* _Metin Bölümü_:
☆ ☆ ☆
Muhteşem bir kadınla vicdan azabı hissettiren bir aşk hikayesi...
“Hiç değişmedi yıllardır... Her zaman öyleydi öyle kaldı... Geçenlerde bir yerde bir metre yanına oturdum... Ona dokunma mesafesine gelmiştim düşünebiliyor musunuz?.. Doğal halindeydi, çok az makyaj yapmıştı... Bir metrecik mesafedeydi, az kaldı dokunacaktım..”
Konuşmaya tanıklık eden ‘adam’ kötü olduğunu hissetti...
Ne zaman o ‘muhteşem kadın’dan söz açılacak olsa kötü olurdu zaten...
Boğazına bir şeyler düğümlenir, konuşamaz, yutkunur ve uzaklara bakardı...
Uzun yıllar önce, herkes gibi o da ‘o muhteşem kadına hayranlık duyarken’ derin sohbetler yaptıkları günler, geceler geçirmişlerdi...
Dostça kalmıştı sohbetler önceleri...
“Muhteşem kadın” hayatında kendisini olduğu gibi kabul edecek sakin ve huzurlu bir ilişki arzuluyordu...
“Beni sade ve yalın halimle taşısın yeter beraber olduğum erkek” diyordu...
Her denemesi başarısızlıkla sonuçlanıyordu...
Dokuz sütun manşetlere konu olacak “aşk macereları” yaşamış, bir türlü istediğini bulamamıştı ‘muhteşem kadın...’
Çalkantılı aşk hayatı, aşk yaşadığı erkekleri hep şöhret etmiş, “onunla birlikte olan erkekler bir süre sonra piyasada playboy sıfatıyla nam salmışlardı...”
Hiçbirisinin ona beş kuruşluk faydası olmamıştı...
Onun adından erkekler “ya playboy sıfatı alarak istifade etmişler, ya da böylesi muhteşem bir kadınla beraber olmanın havasını ve cakasını satmışlardı...”
☆ ☆ ☆
[Kutu işaretleme verileri]
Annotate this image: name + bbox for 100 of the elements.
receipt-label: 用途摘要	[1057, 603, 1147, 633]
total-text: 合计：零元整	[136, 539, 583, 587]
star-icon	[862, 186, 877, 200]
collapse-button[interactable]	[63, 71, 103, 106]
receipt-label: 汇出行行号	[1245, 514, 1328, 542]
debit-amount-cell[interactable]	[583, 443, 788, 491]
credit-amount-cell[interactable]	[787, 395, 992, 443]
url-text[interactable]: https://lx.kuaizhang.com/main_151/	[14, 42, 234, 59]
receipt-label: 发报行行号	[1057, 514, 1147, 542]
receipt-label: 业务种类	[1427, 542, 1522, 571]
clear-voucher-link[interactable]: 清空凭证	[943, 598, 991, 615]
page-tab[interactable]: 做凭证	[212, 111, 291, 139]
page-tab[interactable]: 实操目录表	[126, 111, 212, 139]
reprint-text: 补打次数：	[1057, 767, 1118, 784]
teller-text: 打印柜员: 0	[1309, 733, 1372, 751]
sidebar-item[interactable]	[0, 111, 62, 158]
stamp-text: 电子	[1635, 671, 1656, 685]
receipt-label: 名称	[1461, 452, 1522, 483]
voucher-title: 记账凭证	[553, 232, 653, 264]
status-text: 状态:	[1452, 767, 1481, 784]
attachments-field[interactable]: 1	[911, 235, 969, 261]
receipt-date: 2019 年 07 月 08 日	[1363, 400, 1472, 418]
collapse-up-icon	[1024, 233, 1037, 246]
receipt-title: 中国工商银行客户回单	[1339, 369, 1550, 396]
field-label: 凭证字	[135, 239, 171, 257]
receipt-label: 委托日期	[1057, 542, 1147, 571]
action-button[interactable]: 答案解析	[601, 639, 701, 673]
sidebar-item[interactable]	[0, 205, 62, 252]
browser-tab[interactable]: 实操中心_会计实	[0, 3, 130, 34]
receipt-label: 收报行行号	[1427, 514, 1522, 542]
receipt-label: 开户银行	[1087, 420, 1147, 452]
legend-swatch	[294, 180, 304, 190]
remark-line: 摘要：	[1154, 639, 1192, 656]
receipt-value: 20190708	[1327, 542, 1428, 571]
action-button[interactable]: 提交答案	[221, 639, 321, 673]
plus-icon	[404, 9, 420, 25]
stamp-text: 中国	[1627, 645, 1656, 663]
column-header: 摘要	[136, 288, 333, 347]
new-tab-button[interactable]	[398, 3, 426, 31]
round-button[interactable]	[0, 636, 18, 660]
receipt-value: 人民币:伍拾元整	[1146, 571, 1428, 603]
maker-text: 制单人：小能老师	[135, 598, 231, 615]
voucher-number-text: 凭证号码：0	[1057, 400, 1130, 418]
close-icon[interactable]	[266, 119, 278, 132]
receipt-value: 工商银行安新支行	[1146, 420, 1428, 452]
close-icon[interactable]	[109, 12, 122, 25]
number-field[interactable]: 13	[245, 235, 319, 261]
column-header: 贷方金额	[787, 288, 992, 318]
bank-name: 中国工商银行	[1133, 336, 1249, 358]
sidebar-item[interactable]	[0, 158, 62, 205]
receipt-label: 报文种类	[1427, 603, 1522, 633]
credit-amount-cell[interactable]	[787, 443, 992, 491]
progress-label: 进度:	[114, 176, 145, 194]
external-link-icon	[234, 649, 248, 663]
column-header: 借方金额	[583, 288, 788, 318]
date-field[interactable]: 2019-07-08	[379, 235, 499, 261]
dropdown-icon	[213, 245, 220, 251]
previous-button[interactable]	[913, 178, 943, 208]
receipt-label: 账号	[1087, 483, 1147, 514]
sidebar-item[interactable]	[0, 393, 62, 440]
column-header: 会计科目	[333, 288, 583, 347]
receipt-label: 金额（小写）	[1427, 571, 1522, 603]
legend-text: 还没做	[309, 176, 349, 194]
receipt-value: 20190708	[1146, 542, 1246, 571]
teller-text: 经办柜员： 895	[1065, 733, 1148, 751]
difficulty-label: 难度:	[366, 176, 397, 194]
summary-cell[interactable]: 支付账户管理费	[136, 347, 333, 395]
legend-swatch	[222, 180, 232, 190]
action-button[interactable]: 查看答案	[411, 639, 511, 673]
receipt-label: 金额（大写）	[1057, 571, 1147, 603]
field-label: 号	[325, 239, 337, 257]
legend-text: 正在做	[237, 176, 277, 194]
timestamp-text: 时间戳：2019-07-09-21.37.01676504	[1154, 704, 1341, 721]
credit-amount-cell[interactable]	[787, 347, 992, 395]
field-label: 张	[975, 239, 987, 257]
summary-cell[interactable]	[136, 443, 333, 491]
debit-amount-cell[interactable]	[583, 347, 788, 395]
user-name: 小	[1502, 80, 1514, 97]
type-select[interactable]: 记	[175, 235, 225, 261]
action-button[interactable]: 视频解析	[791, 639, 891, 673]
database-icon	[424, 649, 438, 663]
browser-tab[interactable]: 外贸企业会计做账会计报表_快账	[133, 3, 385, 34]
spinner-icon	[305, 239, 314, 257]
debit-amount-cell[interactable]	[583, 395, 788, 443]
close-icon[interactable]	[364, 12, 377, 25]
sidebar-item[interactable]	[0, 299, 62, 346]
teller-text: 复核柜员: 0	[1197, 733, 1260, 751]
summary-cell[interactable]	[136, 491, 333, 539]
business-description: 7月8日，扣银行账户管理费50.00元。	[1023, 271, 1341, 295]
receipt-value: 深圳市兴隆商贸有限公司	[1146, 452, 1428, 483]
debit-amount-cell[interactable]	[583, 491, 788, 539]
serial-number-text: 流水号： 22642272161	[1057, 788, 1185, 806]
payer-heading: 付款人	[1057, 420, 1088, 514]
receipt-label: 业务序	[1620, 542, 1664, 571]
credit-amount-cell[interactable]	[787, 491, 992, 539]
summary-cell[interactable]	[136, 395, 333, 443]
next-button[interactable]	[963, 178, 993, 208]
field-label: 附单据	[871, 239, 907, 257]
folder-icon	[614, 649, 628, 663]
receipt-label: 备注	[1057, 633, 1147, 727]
☆ ☆ ☆
* _Alıştırma Görevi 1_:
Metin bölümüne göre aşağıdaki soruları yanıtlayınız.
(a) Konuşan kişi bir yerde "muhteşem kadın"ın ne kadar yakınına oturmuştu?
(b) "Muhteşem kadın" hayatında nasıl bir ilişki arzuluyordu?
(c) Onunla birlikte olan erkekler bir süre sonra piyasada hangi sıfatla nam salmışlardı?
* _Alıştırma Görevi 2_: Metin bölümünde "Uzun yıllar önce, herkes" sözcüklerinden "kalmıştı sohbetler önceleri..." sözcüklerine kadar uzanan kısmı hiç değiştirmeden çıkarınız.
Kayıtların metin bölümüyle hiçbir ilgisi yoktur.

* _Tam Yanıt 1_:
(a) Bir metre yanına oturmuştu.
(b) Kendisini olduğu gibi kabul edecek, sakin ve huzurlu bir ilişki arzuluyordu.
(c) Playboy sıfatıyla nam salmışlardı.

* _Tam Yanıt 2_:
Uzun yıllar önce, herkes gibi o da ‘o muhteşem kadına hayranlık duyarken’ derin sohbetler yaptıkları günler, geceler geçirmişlerdi...
Dostça kalmıştı sohbetler önceleri...